**Problem description**
Keep only the lines of the listing that include the word "weergeven", and copy them.

**Record excerpts**
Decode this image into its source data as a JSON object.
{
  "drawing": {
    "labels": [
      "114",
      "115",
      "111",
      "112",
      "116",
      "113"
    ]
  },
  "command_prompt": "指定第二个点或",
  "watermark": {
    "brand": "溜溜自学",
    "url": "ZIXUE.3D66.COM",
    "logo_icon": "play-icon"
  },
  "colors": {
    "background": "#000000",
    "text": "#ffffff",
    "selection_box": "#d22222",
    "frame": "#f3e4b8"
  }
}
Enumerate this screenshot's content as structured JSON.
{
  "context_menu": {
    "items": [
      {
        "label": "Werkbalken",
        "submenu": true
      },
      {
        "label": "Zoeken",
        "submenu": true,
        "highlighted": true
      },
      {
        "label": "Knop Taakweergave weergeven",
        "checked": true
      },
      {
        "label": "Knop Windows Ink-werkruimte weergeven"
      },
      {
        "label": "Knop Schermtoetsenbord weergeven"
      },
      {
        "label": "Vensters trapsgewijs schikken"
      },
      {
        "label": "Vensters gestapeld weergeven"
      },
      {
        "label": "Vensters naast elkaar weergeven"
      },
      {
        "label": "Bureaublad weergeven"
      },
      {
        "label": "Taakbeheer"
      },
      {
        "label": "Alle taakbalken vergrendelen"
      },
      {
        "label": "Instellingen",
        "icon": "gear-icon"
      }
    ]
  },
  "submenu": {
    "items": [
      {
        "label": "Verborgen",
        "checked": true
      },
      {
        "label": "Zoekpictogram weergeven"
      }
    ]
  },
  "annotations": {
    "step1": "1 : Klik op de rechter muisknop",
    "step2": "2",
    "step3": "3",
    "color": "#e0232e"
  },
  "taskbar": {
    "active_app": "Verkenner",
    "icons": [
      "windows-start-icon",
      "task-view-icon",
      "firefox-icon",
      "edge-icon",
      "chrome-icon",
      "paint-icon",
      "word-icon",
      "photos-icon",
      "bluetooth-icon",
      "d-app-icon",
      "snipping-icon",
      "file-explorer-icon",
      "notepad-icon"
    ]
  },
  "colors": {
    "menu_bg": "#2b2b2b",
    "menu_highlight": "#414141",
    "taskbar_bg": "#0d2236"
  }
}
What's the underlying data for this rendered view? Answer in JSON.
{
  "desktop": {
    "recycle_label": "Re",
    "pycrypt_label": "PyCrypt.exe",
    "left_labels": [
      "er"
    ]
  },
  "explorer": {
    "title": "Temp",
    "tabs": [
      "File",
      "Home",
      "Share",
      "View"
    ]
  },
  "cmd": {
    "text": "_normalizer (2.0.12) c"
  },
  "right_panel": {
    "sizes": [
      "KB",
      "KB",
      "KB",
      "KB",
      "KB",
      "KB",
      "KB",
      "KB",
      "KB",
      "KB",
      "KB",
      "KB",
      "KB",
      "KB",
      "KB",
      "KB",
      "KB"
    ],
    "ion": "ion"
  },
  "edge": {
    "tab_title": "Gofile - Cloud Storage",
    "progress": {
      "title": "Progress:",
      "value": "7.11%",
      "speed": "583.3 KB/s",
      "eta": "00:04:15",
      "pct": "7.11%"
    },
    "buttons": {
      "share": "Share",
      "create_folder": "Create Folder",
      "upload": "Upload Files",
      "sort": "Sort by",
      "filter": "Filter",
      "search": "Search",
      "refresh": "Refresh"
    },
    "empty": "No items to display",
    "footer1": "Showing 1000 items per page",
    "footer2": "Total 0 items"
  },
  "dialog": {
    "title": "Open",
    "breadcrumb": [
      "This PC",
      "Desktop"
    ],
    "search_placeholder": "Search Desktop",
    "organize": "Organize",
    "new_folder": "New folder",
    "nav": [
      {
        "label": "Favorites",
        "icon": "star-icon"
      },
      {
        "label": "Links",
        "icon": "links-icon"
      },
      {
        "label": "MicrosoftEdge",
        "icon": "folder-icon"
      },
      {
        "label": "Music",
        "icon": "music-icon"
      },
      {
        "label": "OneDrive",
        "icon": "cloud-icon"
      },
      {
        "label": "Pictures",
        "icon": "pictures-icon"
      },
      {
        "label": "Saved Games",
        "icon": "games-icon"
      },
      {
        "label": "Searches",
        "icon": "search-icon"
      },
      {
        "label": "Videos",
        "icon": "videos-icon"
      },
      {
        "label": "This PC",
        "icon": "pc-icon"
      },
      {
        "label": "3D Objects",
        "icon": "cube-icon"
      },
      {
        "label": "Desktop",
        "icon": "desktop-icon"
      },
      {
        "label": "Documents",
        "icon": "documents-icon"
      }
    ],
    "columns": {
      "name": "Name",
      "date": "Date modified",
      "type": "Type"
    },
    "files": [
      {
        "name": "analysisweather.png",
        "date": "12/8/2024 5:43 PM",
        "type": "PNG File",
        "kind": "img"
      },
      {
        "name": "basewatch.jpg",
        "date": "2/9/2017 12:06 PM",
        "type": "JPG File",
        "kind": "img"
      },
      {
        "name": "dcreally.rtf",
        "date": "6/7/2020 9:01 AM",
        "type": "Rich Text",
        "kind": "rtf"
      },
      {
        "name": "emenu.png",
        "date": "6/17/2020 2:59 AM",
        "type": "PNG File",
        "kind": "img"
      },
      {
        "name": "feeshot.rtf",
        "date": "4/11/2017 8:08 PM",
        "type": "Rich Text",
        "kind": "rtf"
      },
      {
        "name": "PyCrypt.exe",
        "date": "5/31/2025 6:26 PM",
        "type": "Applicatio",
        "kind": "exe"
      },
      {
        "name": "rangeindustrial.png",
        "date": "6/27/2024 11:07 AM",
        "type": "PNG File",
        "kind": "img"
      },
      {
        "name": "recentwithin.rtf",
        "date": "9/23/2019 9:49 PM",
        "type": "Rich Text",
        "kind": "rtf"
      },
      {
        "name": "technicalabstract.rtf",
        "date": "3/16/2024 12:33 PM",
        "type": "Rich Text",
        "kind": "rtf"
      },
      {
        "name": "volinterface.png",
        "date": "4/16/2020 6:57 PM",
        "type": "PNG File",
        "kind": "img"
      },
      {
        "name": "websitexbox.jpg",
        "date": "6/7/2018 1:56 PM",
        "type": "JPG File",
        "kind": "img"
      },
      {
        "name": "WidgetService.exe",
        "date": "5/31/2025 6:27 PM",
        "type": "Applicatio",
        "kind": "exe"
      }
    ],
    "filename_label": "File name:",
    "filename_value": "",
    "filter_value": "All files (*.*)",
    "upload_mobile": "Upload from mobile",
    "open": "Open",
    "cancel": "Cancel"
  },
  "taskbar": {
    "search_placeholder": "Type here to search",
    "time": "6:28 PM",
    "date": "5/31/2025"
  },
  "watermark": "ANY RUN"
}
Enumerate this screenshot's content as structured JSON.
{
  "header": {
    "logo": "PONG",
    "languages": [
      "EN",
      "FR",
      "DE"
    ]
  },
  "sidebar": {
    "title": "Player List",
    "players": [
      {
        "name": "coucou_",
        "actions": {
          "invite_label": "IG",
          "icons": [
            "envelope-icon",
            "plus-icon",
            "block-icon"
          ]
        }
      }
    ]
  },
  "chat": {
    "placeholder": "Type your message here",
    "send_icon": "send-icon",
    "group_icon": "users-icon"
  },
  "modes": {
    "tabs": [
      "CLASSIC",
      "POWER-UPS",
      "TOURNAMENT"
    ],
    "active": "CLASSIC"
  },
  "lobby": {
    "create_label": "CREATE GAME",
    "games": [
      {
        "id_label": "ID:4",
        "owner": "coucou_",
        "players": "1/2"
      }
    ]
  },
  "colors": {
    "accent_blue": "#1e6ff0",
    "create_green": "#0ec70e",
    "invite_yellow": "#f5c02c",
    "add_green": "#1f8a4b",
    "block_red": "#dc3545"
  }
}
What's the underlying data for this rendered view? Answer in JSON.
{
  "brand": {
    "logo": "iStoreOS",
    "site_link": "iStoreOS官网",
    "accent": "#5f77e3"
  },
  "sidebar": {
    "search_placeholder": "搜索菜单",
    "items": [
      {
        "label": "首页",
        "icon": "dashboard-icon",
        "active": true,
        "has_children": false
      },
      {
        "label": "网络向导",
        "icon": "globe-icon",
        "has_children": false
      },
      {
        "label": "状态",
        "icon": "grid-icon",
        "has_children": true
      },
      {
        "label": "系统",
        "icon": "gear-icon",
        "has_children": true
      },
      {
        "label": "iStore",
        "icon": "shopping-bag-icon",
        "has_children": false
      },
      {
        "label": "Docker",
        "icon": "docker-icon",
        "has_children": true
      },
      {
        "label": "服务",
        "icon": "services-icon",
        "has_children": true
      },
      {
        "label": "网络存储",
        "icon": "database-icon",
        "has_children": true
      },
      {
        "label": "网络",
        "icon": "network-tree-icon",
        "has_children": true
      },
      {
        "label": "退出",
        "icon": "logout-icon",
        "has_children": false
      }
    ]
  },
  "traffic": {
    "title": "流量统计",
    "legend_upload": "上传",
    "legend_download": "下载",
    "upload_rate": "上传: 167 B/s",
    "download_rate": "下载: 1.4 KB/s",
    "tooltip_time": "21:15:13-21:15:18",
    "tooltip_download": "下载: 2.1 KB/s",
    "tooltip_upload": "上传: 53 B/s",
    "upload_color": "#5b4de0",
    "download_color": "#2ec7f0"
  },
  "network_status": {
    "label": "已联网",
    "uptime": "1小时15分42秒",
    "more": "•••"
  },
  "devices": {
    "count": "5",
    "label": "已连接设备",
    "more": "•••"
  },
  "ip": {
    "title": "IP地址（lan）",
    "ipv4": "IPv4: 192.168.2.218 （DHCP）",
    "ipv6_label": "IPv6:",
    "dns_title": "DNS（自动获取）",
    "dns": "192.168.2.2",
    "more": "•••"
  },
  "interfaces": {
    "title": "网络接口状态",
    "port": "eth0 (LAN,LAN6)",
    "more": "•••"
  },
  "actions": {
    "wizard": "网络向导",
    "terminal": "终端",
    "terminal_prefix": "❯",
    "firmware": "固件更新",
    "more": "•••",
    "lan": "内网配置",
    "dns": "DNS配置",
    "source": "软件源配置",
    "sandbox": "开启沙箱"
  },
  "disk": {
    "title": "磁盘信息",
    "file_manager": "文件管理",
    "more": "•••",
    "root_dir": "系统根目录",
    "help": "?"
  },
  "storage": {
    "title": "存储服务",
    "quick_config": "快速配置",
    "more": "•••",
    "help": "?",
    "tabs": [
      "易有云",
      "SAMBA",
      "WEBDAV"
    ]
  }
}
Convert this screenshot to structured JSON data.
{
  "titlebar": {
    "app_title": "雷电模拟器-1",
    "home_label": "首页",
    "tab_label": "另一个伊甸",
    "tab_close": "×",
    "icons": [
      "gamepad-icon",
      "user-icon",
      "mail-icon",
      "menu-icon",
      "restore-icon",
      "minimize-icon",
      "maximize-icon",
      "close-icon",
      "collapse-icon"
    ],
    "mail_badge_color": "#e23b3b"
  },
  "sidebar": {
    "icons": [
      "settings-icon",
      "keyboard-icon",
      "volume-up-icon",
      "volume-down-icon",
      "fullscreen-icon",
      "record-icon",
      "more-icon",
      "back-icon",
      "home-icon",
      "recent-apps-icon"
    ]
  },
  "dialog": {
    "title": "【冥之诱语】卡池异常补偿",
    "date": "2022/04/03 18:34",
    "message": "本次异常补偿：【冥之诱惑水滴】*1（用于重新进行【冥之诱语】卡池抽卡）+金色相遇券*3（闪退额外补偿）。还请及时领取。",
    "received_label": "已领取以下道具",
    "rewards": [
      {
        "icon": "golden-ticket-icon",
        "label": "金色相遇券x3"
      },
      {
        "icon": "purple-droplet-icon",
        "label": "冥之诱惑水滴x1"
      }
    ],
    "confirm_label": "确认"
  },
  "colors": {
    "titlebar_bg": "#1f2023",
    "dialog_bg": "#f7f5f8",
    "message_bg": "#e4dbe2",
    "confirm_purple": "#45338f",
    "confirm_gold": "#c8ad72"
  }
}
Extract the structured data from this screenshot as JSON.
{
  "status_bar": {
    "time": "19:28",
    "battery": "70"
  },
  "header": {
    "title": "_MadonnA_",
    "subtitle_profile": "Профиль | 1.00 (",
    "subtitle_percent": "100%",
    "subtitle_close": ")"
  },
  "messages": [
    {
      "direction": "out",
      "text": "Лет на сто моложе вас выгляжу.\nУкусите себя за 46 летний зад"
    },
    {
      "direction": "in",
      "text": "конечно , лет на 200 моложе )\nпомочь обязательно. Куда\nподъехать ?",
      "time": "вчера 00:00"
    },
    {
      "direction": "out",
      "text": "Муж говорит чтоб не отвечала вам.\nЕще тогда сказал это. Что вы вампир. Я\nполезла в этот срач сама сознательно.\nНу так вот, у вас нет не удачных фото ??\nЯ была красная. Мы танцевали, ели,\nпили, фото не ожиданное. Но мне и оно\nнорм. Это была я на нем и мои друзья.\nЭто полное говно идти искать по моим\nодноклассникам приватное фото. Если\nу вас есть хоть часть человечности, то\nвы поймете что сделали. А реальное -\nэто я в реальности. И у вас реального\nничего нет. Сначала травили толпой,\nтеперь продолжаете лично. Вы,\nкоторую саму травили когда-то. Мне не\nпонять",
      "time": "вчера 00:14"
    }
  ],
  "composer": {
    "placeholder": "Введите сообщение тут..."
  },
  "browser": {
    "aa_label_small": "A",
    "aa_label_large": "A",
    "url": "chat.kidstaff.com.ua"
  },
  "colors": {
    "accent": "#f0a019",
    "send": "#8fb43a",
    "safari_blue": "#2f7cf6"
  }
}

**Solution for this problem**
        "label": "Knop Taakweergave weergeven",
        "label": "Knop Windows Ink-werkruimte weergeven"
        "label": "Knop Schermtoetsenbord weergeven"
        "label": "Vensters gestapeld weergeven"
        "label": "Vensters naast elkaar weergeven"
        "label": "Bureaublad weergeven"
        "label": "Zoekpictogram weergeven"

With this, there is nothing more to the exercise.